── Data in this exercise

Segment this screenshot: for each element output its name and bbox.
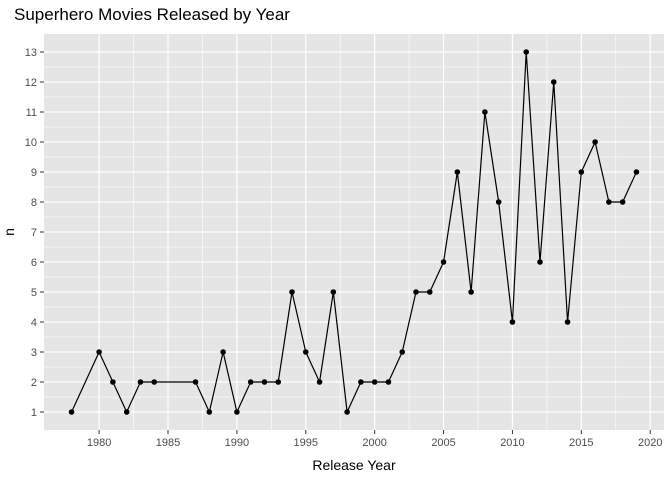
y-tick-label: 2 — [31, 377, 37, 389]
x-axis-title: Release Year — [312, 457, 396, 473]
x-tick-label: 2010 — [500, 437, 524, 449]
data-point — [275, 379, 282, 385]
y-tick-label: 7 — [31, 227, 37, 239]
data-point — [385, 379, 392, 385]
data-point — [192, 379, 199, 385]
data-point — [302, 349, 309, 355]
x-axis: 1980 1985 1990 1995 2000 2005 2010 2015 2020 — [87, 430, 662, 449]
data-point — [399, 349, 406, 355]
data-point — [206, 409, 213, 415]
y-tick-label: 8 — [31, 197, 37, 209]
grid-minor — [44, 34, 664, 430]
x-tick-label: 2005 — [431, 437, 455, 449]
data-point — [482, 109, 488, 115]
data-point — [68, 409, 75, 415]
data-point — [330, 289, 337, 295]
y-tick-label: 6 — [31, 257, 37, 269]
data-point — [509, 319, 516, 325]
data-point — [564, 319, 571, 325]
data-point — [454, 169, 461, 175]
data-point — [440, 259, 447, 265]
data-point — [578, 169, 585, 175]
data-point — [495, 199, 502, 205]
data-point — [96, 349, 102, 355]
data-point — [137, 379, 144, 385]
y-tick-label: 10 — [25, 137, 37, 149]
data-point — [537, 259, 543, 265]
data-point — [619, 199, 626, 205]
chart-title: Superhero Movies Released by Year — [14, 5, 290, 24]
data-point — [358, 379, 364, 385]
y-tick-label: 11 — [26, 107, 37, 119]
data-point — [550, 79, 557, 85]
data-point — [234, 409, 240, 415]
x-tick-label: 2020 — [638, 437, 662, 449]
data-point — [110, 379, 116, 385]
data-point — [289, 289, 295, 295]
data-point — [151, 379, 158, 385]
data-point — [316, 379, 323, 385]
points-group — [68, 49, 640, 415]
x-tick-label: 1995 — [294, 437, 318, 449]
y-axis-title: n — [1, 228, 17, 236]
data-point — [220, 349, 226, 355]
y-tick-label: 4 — [31, 317, 37, 329]
data-point — [523, 49, 530, 55]
grid-major — [44, 34, 664, 430]
data-point — [468, 289, 474, 295]
x-tick-label: 1985 — [156, 437, 180, 449]
x-tick-label: 1980 — [87, 437, 111, 449]
data-point — [344, 409, 350, 415]
y-tick-label: 9 — [31, 167, 37, 179]
data-point — [426, 289, 433, 295]
x-tick-label: 2015 — [569, 437, 593, 449]
data-point — [261, 379, 268, 385]
data-point — [413, 289, 419, 295]
y-tick-label: 12 — [25, 77, 37, 89]
y-tick-label: 3 — [31, 347, 37, 359]
y-tick-label: 5 — [31, 287, 37, 299]
x-tick-label: 1990 — [225, 437, 249, 449]
data-point — [592, 139, 598, 145]
data-point — [606, 199, 612, 205]
data-point — [371, 379, 378, 385]
data-point — [633, 169, 640, 175]
data-point — [123, 409, 130, 415]
y-tick-label: 1 — [31, 407, 37, 419]
data-point — [247, 379, 254, 385]
x-tick-label: 2000 — [362, 437, 386, 449]
y-tick-label: 13 — [25, 47, 37, 59]
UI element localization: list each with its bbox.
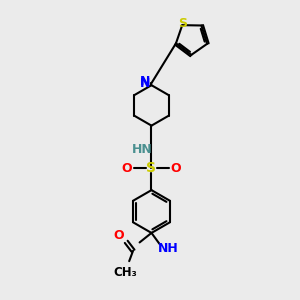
Text: S: S — [146, 161, 157, 176]
Text: NH: NH — [158, 242, 178, 255]
Text: CH₃: CH₃ — [113, 266, 137, 279]
Text: N: N — [140, 75, 150, 88]
Text: O: O — [122, 162, 132, 175]
Text: O: O — [170, 162, 181, 175]
Text: N: N — [140, 77, 150, 90]
Text: S: S — [178, 17, 187, 30]
Text: O: O — [113, 229, 124, 242]
Text: HN: HN — [132, 142, 152, 156]
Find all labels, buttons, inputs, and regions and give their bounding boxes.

────

● Written request: Rewrite all of the data above, replacing every occurrence of "bbox" with "bounding box" and keeping everything else the same. Leave the pictures out.

● Solution below:
Segment this screenshot: for each element output its name and bounding box.
y-tick-label: 2 — [31, 377, 37, 389]
x-axis-title: Release Year — [312, 457, 396, 473]
x-tick-label: 2010 — [500, 437, 524, 449]
data-point — [275, 379, 282, 385]
y-tick-label: 7 — [31, 227, 37, 239]
data-point — [385, 379, 392, 385]
data-point — [192, 379, 199, 385]
data-point — [302, 349, 309, 355]
x-axis: 1980 1985 1990 1995 2000 2005 2010 2015 2020 — [87, 430, 662, 449]
data-point — [399, 349, 406, 355]
data-point — [206, 409, 213, 415]
y-tick-label: 8 — [31, 197, 37, 209]
grid-minor — [44, 34, 664, 430]
x-tick-label: 2005 — [431, 437, 455, 449]
data-point — [482, 109, 488, 115]
data-point — [68, 409, 75, 415]
data-point — [330, 289, 337, 295]
y-tick-label: 6 — [31, 257, 37, 269]
data-point — [509, 319, 516, 325]
data-point — [564, 319, 571, 325]
data-point — [454, 169, 461, 175]
data-point — [440, 259, 447, 265]
data-point — [578, 169, 585, 175]
data-point — [495, 199, 502, 205]
data-point — [96, 349, 102, 355]
data-point — [137, 379, 144, 385]
y-tick-label: 10 — [25, 137, 37, 149]
data-point — [537, 259, 543, 265]
data-point — [619, 199, 626, 205]
chart-title: Superhero Movies Released by Year — [14, 5, 290, 24]
data-point — [358, 379, 364, 385]
y-tick-label: 11 — [26, 107, 37, 119]
data-point — [550, 79, 557, 85]
data-point — [234, 409, 240, 415]
x-tick-label: 2020 — [638, 437, 662, 449]
data-point — [110, 379, 116, 385]
data-point — [289, 289, 295, 295]
data-point — [151, 379, 158, 385]
data-point — [316, 379, 323, 385]
points-group — [68, 49, 640, 415]
x-tick-label: 1995 — [294, 437, 318, 449]
y-axis-title: n — [1, 228, 17, 236]
data-point — [220, 349, 226, 355]
y-tick-label: 4 — [31, 317, 37, 329]
data-point — [523, 49, 530, 55]
grid-major — [44, 34, 664, 430]
data-point — [468, 289, 474, 295]
x-tick-label: 1985 — [156, 437, 180, 449]
x-tick-label: 1980 — [87, 437, 111, 449]
data-point — [344, 409, 350, 415]
y-tick-label: 9 — [31, 167, 37, 179]
data-point — [426, 289, 433, 295]
x-tick-label: 2015 — [569, 437, 593, 449]
data-point — [261, 379, 268, 385]
data-point — [413, 289, 419, 295]
y-tick-label: 12 — [25, 77, 37, 89]
y-tick-label: 3 — [31, 347, 37, 359]
y-tick-label: 5 — [31, 287, 37, 299]
x-tick-label: 1990 — [225, 437, 249, 449]
data-point — [592, 139, 598, 145]
data-point — [606, 199, 612, 205]
data-point — [371, 379, 378, 385]
data-point — [633, 169, 640, 175]
data-point — [123, 409, 130, 415]
y-tick-label: 1 — [31, 407, 37, 419]
data-point — [247, 379, 254, 385]
x-tick-label: 2000 — [362, 437, 386, 449]
y-tick-label: 13 — [25, 47, 37, 59]
UI element localization: list each with its bounding box.
Text: S: S — [146, 161, 157, 176]
Text: NH: NH — [158, 242, 178, 255]
Text: CH₃: CH₃ — [113, 266, 137, 279]
Text: N: N — [140, 75, 150, 88]
Text: O: O — [122, 162, 132, 175]
Text: O: O — [170, 162, 181, 175]
Text: N: N — [140, 77, 150, 90]
Text: S: S — [178, 17, 187, 30]
Text: O: O — [113, 229, 124, 242]
Text: HN: HN — [132, 142, 152, 156]
Find all labels, buttons, inputs, and regions and give their bounding boxes.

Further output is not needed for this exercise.